What is needed → Look for the string "positive" in the data below, and copy each line that holds it.

Records from a dataset:
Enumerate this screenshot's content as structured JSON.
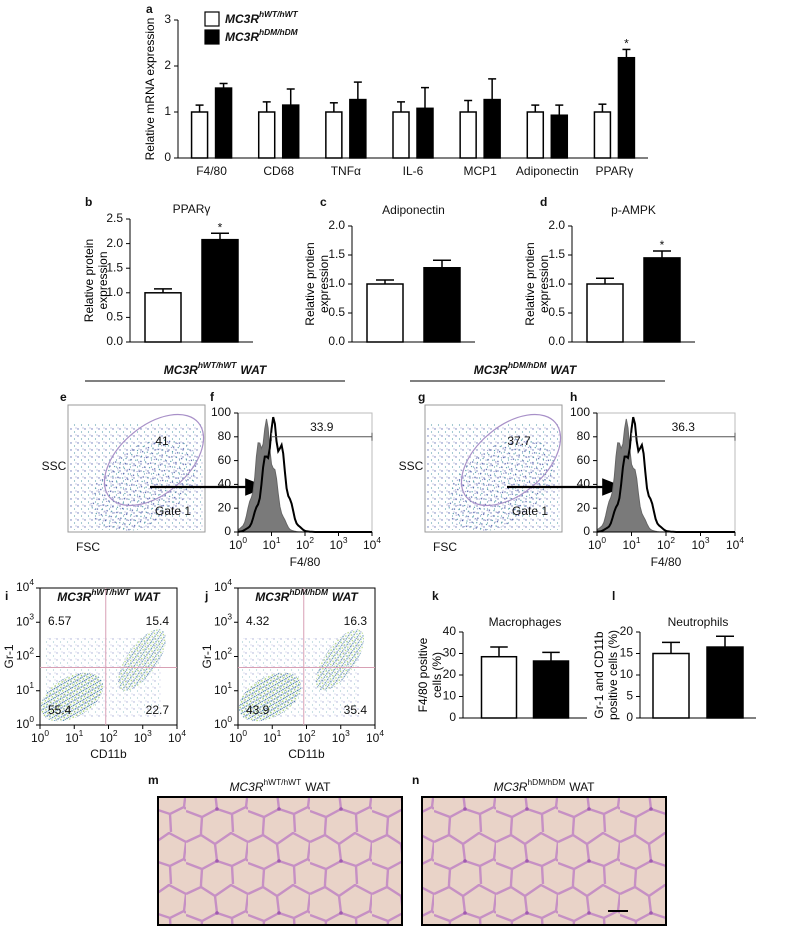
{
  "chart_data": [
    {
      "type": "bar",
      "panel": "a",
      "ylabel": "Relative mRNA expression",
      "categories": [
        "F4/80",
        "CD68",
        "TNFα",
        "IL-6",
        "MCP1",
        "Adiponectin",
        "PPARγ"
      ],
      "series": [
        {
          "name": "MC3R",
          "name_sup": "hWT/hWT",
          "color": "#ffffff",
          "values": [
            1,
            1,
            1,
            1,
            1,
            1,
            1
          ],
          "errors": [
            0.15,
            0.22,
            0.2,
            0.22,
            0.25,
            0.15,
            0.17
          ]
        },
        {
          "name": "MC3R",
          "name_sup": "hDM/hDM",
          "color": "#000000",
          "values": [
            1.52,
            1.15,
            1.27,
            1.08,
            1.27,
            0.93,
            2.18
          ],
          "errors": [
            0.1,
            0.35,
            0.38,
            0.45,
            0.45,
            0.22,
            0.18
          ]
        }
      ],
      "ylim": [
        0,
        3
      ],
      "yticks": [
        0,
        1,
        2,
        3
      ],
      "annotations": [
        {
          "text": "*",
          "series": 1,
          "index": 6
        }
      ]
    },
    {
      "type": "bar",
      "panel": "b",
      "title": "PPARγ",
      "ylabel": "Relative protein expression",
      "series": [
        {
          "color": "#ffffff",
          "values": [
            1.0
          ],
          "errors": [
            0.08
          ]
        },
        {
          "color": "#000000",
          "values": [
            2.08
          ],
          "errors": [
            0.13
          ]
        }
      ],
      "ylim": [
        0,
        2.5
      ],
      "yticks": [
        {
          "value": 0,
          "label": "0.0"
        },
        0.5,
        {
          "value": 1,
          "label": "1.0"
        },
        1.5,
        {
          "value": 2,
          "label": "2.0"
        },
        2.5
      ],
      "annotations": [
        {
          "text": "*",
          "series": 1,
          "index": 0
        }
      ]
    },
    {
      "type": "bar",
      "panel": "c",
      "title": "Adiponectin",
      "ylabel": "Relative protien expression",
      "series": [
        {
          "color": "#ffffff",
          "values": [
            1.0
          ],
          "errors": [
            0.07
          ]
        },
        {
          "color": "#000000",
          "values": [
            1.28
          ],
          "errors": [
            0.13
          ]
        }
      ],
      "ylim": [
        0,
        2
      ],
      "yticks": [
        {
          "value": 0,
          "label": "0.0"
        },
        0.5,
        {
          "value": 1,
          "label": "1.0"
        },
        1.5,
        {
          "value": 2,
          "label": "2.0"
        }
      ]
    },
    {
      "type": "bar",
      "panel": "d",
      "title": "p-AMPK",
      "ylabel": "Relative protien expression",
      "series": [
        {
          "color": "#ffffff",
          "values": [
            1.0
          ],
          "errors": [
            0.1
          ]
        },
        {
          "color": "#000000",
          "values": [
            1.45
          ],
          "errors": [
            0.12
          ]
        }
      ],
      "ylim": [
        0,
        2
      ],
      "yticks": [
        {
          "value": 0,
          "label": "0.0"
        },
        0.5,
        {
          "value": 1,
          "label": "1.0"
        },
        1.5,
        {
          "value": 2,
          "label": "2.0"
        }
      ],
      "annotations": [
        {
          "text": "*",
          "series": 1,
          "index": 0
        }
      ]
    },
    {
      "type": "flow-scatter",
      "panel": "e",
      "xlabel": "FSC",
      "ylabel": "SSC",
      "gate_value": 41,
      "gate_name": "Gate 1"
    },
    {
      "type": "flow-histogram",
      "panel": "f",
      "xlabel": "F4/80",
      "xlim": [
        1,
        10000
      ],
      "log_x": true,
      "xticks": [
        {
          "value": 1,
          "label": "10",
          "exp": "0"
        },
        {
          "value": 10,
          "label": "10",
          "exp": "1"
        },
        {
          "value": 100,
          "label": "10",
          "exp": "2"
        },
        {
          "value": 1000,
          "label": "10",
          "exp": "3"
        },
        {
          "value": 10000,
          "label": "10",
          "exp": "4"
        }
      ],
      "ylim": [
        0,
        100
      ],
      "yticks": [
        0,
        20,
        40,
        60,
        80,
        100
      ],
      "gate_value": 33.9
    },
    {
      "type": "flow-scatter",
      "panel": "g",
      "xlabel": "FSC",
      "ylabel": "SSC",
      "gate_value": 37.7,
      "gate_name": "Gate 1"
    },
    {
      "type": "flow-histogram",
      "panel": "h",
      "xlabel": "F4/80",
      "xlim": [
        1,
        10000
      ],
      "log_x": true,
      "xticks": [
        {
          "value": 1,
          "label": "10",
          "exp": "0"
        },
        {
          "value": 10,
          "label": "10",
          "exp": "1"
        },
        {
          "value": 100,
          "label": "10",
          "exp": "2"
        },
        {
          "value": 1000,
          "label": "10",
          "exp": "3"
        },
        {
          "value": 10000,
          "label": "10",
          "exp": "4"
        }
      ],
      "ylim": [
        0,
        100
      ],
      "yticks": [
        0,
        20,
        40,
        60,
        80,
        100
      ],
      "gate_value": 36.3
    },
    {
      "type": "flow-quadrant",
      "panel": "i",
      "title": {
        "name": "MC3R",
        "sup": "hWT/hWT",
        "suffix": "WAT"
      },
      "xlabel": "CD11b",
      "ylabel": "Gr-1",
      "xlim": [
        1,
        10000
      ],
      "ylim": [
        1,
        10000
      ],
      "log_x": true,
      "log_y": true,
      "xticks": [
        {
          "value": 1,
          "label": "10",
          "exp": "0"
        },
        {
          "value": 10,
          "label": "10",
          "exp": "1"
        },
        {
          "value": 100,
          "label": "10",
          "exp": "2"
        },
        {
          "value": 1000,
          "label": "10",
          "exp": "3"
        },
        {
          "value": 10000,
          "label": "10",
          "exp": "4"
        }
      ],
      "yticks": [
        {
          "value": 1,
          "label": "10",
          "exp": "0"
        },
        {
          "value": 10,
          "label": "10",
          "exp": "1"
        },
        {
          "value": 100,
          "label": "10",
          "exp": "2"
        },
        {
          "value": 1000,
          "label": "10",
          "exp": "3"
        },
        {
          "value": 10000,
          "label": "10",
          "exp": "4"
        }
      ],
      "quadrants": [
        6.57,
        15.4,
        55.4,
        22.7
      ]
    },
    {
      "type": "flow-quadrant",
      "panel": "j",
      "title": {
        "name": "MC3R",
        "sup": "hDM/hDM",
        "suffix": "WAT"
      },
      "xlabel": "CD11b",
      "ylabel": "Gr-1",
      "xlim": [
        1,
        10000
      ],
      "ylim": [
        1,
        10000
      ],
      "log_x": true,
      "log_y": true,
      "xticks": [
        {
          "value": 1,
          "label": "10",
          "exp": "0"
        },
        {
          "value": 10,
          "label": "10",
          "exp": "1"
        },
        {
          "value": 100,
          "label": "10",
          "exp": "2"
        },
        {
          "value": 1000,
          "label": "10",
          "exp": "3"
        },
        {
          "value": 10000,
          "label": "10",
          "exp": "4"
        }
      ],
      "yticks": [
        {
          "value": 1,
          "label": "10",
          "exp": "0"
        },
        {
          "value": 10,
          "label": "10",
          "exp": "1"
        },
        {
          "value": 100,
          "label": "10",
          "exp": "2"
        },
        {
          "value": 1000,
          "label": "10",
          "exp": "3"
        },
        {
          "value": 10000,
          "label": "10",
          "exp": "4"
        }
      ],
      "quadrants": [
        4.32,
        16.3,
        43.9,
        35.4
      ]
    },
    {
      "type": "bar",
      "panel": "k",
      "title": "Macrophages",
      "ylabel": "F4/80 positive cells (%)",
      "series": [
        {
          "color": "#ffffff",
          "values": [
            28.5
          ],
          "errors": [
            4.5
          ]
        },
        {
          "color": "#000000",
          "values": [
            26.5
          ],
          "errors": [
            4
          ]
        }
      ],
      "ylim": [
        0,
        40
      ],
      "yticks": [
        0,
        10,
        20,
        30,
        40
      ]
    },
    {
      "type": "bar",
      "panel": "l",
      "title": "Neutrophils",
      "ylabel": "Gr-1 and CD11b positive cells (%)",
      "series": [
        {
          "color": "#ffffff",
          "values": [
            15
          ],
          "errors": [
            2.6
          ]
        },
        {
          "color": "#000000",
          "values": [
            16.5
          ],
          "errors": [
            2.5
          ]
        }
      ],
      "ylim": [
        0,
        20
      ],
      "yticks": [
        0,
        5,
        10,
        15,
        20
      ]
    }
  ],
  "headings": [
    {
      "name": "MC3R",
      "sup": "hWT/hWT",
      "suffix": "WAT"
    },
    {
      "name": "MC3R",
      "sup": "hDM/hDM",
      "suffix": "WAT"
    }
  ],
  "histology": [
    {
      "panel": "m",
      "title": {
        "name": "MC3R",
        "sup": "hWT/hWT",
        "suffix": "WAT"
      }
    },
    {
      "panel": "n",
      "title": {
        "name": "MC3R",
        "sup": "hDM/hDM",
        "suffix": "WAT"
      }
    }
  ]
}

Response box →
      "ylabel": "F4/80 positive cells (%)",
      "ylabel": "Gr-1 and CD11b positive cells (%)",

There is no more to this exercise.